Goal:
Lay out each line of the listing below as a Markdown table with two columns, Row for the row number and Line for the line itself. Leave out any blank lines.

***

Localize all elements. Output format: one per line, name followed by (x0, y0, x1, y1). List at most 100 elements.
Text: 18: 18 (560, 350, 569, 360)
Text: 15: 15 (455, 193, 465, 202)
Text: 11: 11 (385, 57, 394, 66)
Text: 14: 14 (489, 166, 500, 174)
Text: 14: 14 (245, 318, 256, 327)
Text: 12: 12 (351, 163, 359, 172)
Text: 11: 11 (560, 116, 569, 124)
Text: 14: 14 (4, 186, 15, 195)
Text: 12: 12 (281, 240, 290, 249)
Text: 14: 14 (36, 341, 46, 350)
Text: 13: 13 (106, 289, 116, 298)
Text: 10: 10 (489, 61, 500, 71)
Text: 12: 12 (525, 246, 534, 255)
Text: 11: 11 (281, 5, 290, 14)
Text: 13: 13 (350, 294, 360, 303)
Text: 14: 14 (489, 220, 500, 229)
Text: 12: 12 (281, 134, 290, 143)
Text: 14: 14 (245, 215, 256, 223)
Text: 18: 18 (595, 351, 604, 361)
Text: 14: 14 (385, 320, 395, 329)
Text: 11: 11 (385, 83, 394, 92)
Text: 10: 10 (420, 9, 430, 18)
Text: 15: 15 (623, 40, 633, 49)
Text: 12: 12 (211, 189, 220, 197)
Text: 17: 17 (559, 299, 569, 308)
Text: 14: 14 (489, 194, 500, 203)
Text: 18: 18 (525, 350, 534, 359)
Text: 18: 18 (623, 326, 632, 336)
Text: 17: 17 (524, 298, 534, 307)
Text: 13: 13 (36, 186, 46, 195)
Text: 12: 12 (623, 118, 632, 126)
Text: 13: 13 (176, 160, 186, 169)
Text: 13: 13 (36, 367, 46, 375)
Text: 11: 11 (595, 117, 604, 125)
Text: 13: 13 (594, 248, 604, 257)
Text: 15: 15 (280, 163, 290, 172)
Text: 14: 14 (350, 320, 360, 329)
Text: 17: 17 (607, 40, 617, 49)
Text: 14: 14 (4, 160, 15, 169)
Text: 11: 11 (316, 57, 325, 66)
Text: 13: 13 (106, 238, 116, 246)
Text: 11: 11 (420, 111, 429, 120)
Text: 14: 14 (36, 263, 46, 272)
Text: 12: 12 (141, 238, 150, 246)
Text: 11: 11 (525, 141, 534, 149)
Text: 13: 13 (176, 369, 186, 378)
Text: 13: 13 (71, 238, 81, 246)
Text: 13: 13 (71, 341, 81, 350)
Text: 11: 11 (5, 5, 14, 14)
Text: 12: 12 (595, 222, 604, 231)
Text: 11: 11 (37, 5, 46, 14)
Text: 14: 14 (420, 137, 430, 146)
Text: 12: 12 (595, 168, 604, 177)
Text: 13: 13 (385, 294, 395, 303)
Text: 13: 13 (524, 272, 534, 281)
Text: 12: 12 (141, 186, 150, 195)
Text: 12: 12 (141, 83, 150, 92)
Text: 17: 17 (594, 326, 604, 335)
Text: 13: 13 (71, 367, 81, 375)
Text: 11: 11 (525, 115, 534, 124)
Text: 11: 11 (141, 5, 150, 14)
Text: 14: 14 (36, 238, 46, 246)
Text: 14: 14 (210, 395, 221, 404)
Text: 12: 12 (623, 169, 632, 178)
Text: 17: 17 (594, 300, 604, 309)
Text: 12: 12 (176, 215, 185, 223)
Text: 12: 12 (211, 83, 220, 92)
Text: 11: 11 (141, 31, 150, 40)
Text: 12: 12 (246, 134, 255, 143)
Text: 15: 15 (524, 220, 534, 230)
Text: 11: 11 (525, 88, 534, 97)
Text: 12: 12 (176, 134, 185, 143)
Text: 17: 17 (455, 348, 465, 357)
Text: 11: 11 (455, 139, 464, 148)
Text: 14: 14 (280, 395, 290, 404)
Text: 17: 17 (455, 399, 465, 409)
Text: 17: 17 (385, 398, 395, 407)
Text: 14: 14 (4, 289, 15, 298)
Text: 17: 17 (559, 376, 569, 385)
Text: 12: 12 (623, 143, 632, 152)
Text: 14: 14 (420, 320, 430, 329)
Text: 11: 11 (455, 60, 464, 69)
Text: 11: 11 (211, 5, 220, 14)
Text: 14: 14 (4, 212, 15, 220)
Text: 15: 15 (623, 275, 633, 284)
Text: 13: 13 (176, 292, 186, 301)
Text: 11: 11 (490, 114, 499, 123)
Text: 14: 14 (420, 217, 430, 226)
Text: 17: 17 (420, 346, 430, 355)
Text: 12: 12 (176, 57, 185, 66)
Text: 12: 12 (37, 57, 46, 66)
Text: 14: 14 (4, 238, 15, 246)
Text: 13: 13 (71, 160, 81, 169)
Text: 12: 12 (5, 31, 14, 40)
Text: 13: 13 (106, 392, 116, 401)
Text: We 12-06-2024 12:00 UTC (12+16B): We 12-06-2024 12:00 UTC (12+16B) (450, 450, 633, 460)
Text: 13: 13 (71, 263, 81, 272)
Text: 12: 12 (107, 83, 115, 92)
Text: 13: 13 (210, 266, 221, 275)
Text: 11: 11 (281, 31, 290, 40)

***

Result of this exercise:
| Row | Line |
|---|---|
| 1 | Localize all elements. Output format: one per line, name followed by (x0, y0, x1, y1). List at most 100 elements. |
| 2 | Text: 18: 18 (560, 350, 569, 360) |
| 3 | Text: 15: 15 (455, 193, 465, 202) |
| 4 | Text: 11: 11 (385, 57, 394, 66) |
| 5 | Text: 14: 14 (489, 166, 500, 174) |
| 6 | Text: 14: 14 (245, 318, 256, 327) |
| 7 | Text: 12: 12 (351, 163, 359, 172) |
| 8 | Text: 11: 11 (560, 116, 569, 124) |
| 9 | Text: 14: 14 (4, 186, 15, 195) |
| 10 | Text: 12: 12 (281, 240, 290, 249) |
| 11 | Text: 14: 14 (36, 341, 46, 350) |
| 12 | Text: 13: 13 (106, 289, 116, 298) |
| 13 | Text: 10: 10 (489, 61, 500, 71) |
| 14 | Text: 12: 12 (525, 246, 534, 255) |
| 15 | Text: 11: 11 (281, 5, 290, 14) |
| 16 | Text: 13: 13 (350, 294, 360, 303) |
| 17 | Text: 14: 14 (489, 220, 500, 229) |
| 18 | Text: 12: 12 (281, 134, 290, 143) |
| 19 | Text: 14: 14 (245, 215, 256, 223) |
| 20 | Text: 18: 18 (595, 351, 604, 361) |
| 21 | Text: 14: 14 (385, 320, 395, 329) |
| 22 | Text: 11: 11 (385, 83, 394, 92) |
| 23 | Text: 10: 10 (420, 9, 430, 18) |
| 24 | Text: 15: 15 (623, 40, 633, 49) |
| 25 | Text: 12: 12 (211, 189, 220, 197) |
| 26 | Text: 17: 17 (559, 299, 569, 308) |
| 27 | Text: 14: 14 (489, 194, 500, 203) |
| 28 | Text: 18: 18 (525, 350, 534, 359) |
| 29 | Text: 18: 18 (623, 326, 632, 336) |
| 30 | Text: 17: 17 (524, 298, 534, 307) |
| 31 | Text: 13: 13 (36, 186, 46, 195) |
| 32 | Text: 12: 12 (623, 118, 632, 126) |
| 33 | Text: 13: 13 (176, 160, 186, 169) |
| 34 | Text: 13: 13 (36, 367, 46, 375) |
| 35 | Text: 11: 11 (595, 117, 604, 125) |
| 36 | Text: 13: 13 (594, 248, 604, 257) |
| 37 | Text: 15: 15 (280, 163, 290, 172) |
| 38 | Text: 14: 14 (350, 320, 360, 329) |
| 39 | Text: 17: 17 (607, 40, 617, 49) |
| 40 | Text: 14: 14 (4, 160, 15, 169) |
| 41 | Text: 11: 11 (316, 57, 325, 66) |
| 42 | Text: 13: 13 (106, 238, 116, 246) |
| 43 | Text: 11: 11 (420, 111, 429, 120) |
| 44 | Text: 14: 14 (36, 263, 46, 272) |
| 45 | Text: 12: 12 (141, 238, 150, 246) |
| 46 | Text: 11: 11 (525, 141, 534, 149) |
| 47 | Text: 13: 13 (176, 369, 186, 378) |
| 48 | Text: 13: 13 (71, 238, 81, 246) |
| 49 | Text: 13: 13 (71, 341, 81, 350) |
| 50 | Text: 11: 11 (5, 5, 14, 14) |
| 51 | Text: 12: 12 (595, 222, 604, 231) |
| 52 | Text: 11: 11 (37, 5, 46, 14) |
| 53 | Text: 14: 14 (420, 137, 430, 146) |
| 54 | Text: 12: 12 (595, 168, 604, 177) |
| 55 | Text: 13: 13 (385, 294, 395, 303) |
| 56 | Text: 13: 13 (524, 272, 534, 281) |
| 57 | Text: 12: 12 (141, 186, 150, 195) |
| 58 | Text: 12: 12 (141, 83, 150, 92) |
| 59 | Text: 17: 17 (594, 326, 604, 335) |
| 60 | Text: 13: 13 (71, 367, 81, 375) |
| 61 | Text: 11: 11 (525, 115, 534, 124) |
| 62 | Text: 11: 11 (141, 5, 150, 14) |
| 63 | Text: 14: 14 (36, 238, 46, 246) |
| 64 | Text: 14: 14 (210, 395, 221, 404) |
| 65 | Text: 12: 12 (623, 169, 632, 178) |
| 66 | Text: 17: 17 (594, 300, 604, 309) |
| 67 | Text: 12: 12 (176, 215, 185, 223) |
| 68 | Text: 12: 12 (211, 83, 220, 92) |
| 69 | Text: 11: 11 (141, 31, 150, 40) |
| 70 | Text: 12: 12 (246, 134, 255, 143) |
| 71 | Text: 15: 15 (524, 220, 534, 230) |
| 72 | Text: 11: 11 (525, 88, 534, 97) |
| 73 | Text: 12: 12 (176, 134, 185, 143) |
| 74 | Text: 17: 17 (455, 348, 465, 357) |
| 75 | Text: 11: 11 (455, 139, 464, 148) |
| 76 | Text: 14: 14 (280, 395, 290, 404) |
| 77 | Text: 17: 17 (455, 399, 465, 409) |
| 78 | Text: 17: 17 (385, 398, 395, 407) |
| 79 | Text: 14: 14 (4, 289, 15, 298) |
| 80 | Text: 17: 17 (559, 376, 569, 385) |
| 81 | Text: 12: 12 (623, 143, 632, 152) |
| 82 | Text: 14: 14 (420, 320, 430, 329) |
| 83 | Text: 11: 11 (455, 60, 464, 69) |
| 84 | Text: 11: 11 (211, 5, 220, 14) |
| 85 | Text: 14: 14 (4, 212, 15, 220) |
| 86 | Text: 15: 15 (623, 275, 633, 284) |
| 87 | Text: 13: 13 (176, 292, 186, 301) |
| 88 | Text: 11: 11 (490, 114, 499, 123) |
| 89 | Text: 14: 14 (420, 217, 430, 226) |
| 90 | Text: 17: 17 (420, 346, 430, 355) |
| 91 | Text: 12: 12 (176, 57, 185, 66) |
| 92 | Text: 12: 12 (37, 57, 46, 66) |
| 93 | Text: 14: 14 (4, 238, 15, 246) |
| 94 | Text: 13: 13 (71, 160, 81, 169) |
| 95 | Text: 12: 12 (5, 31, 14, 40) |
| 96 | Text: 13: 13 (106, 392, 116, 401) |
| 97 | Text: We 12-06-2024 12:00 UTC (12+16B): We 12-06-2024 12:00 UTC (12+16B) (450, 450, 633, 460) |
| 98 | Text: 13: 13 (71, 263, 81, 272) |
| 99 | Text: 12: 12 (107, 83, 115, 92) |
| 100 | Text: 13: 13 (210, 266, 221, 275) |
| 101 | Text: 11: 11 (281, 31, 290, 40) |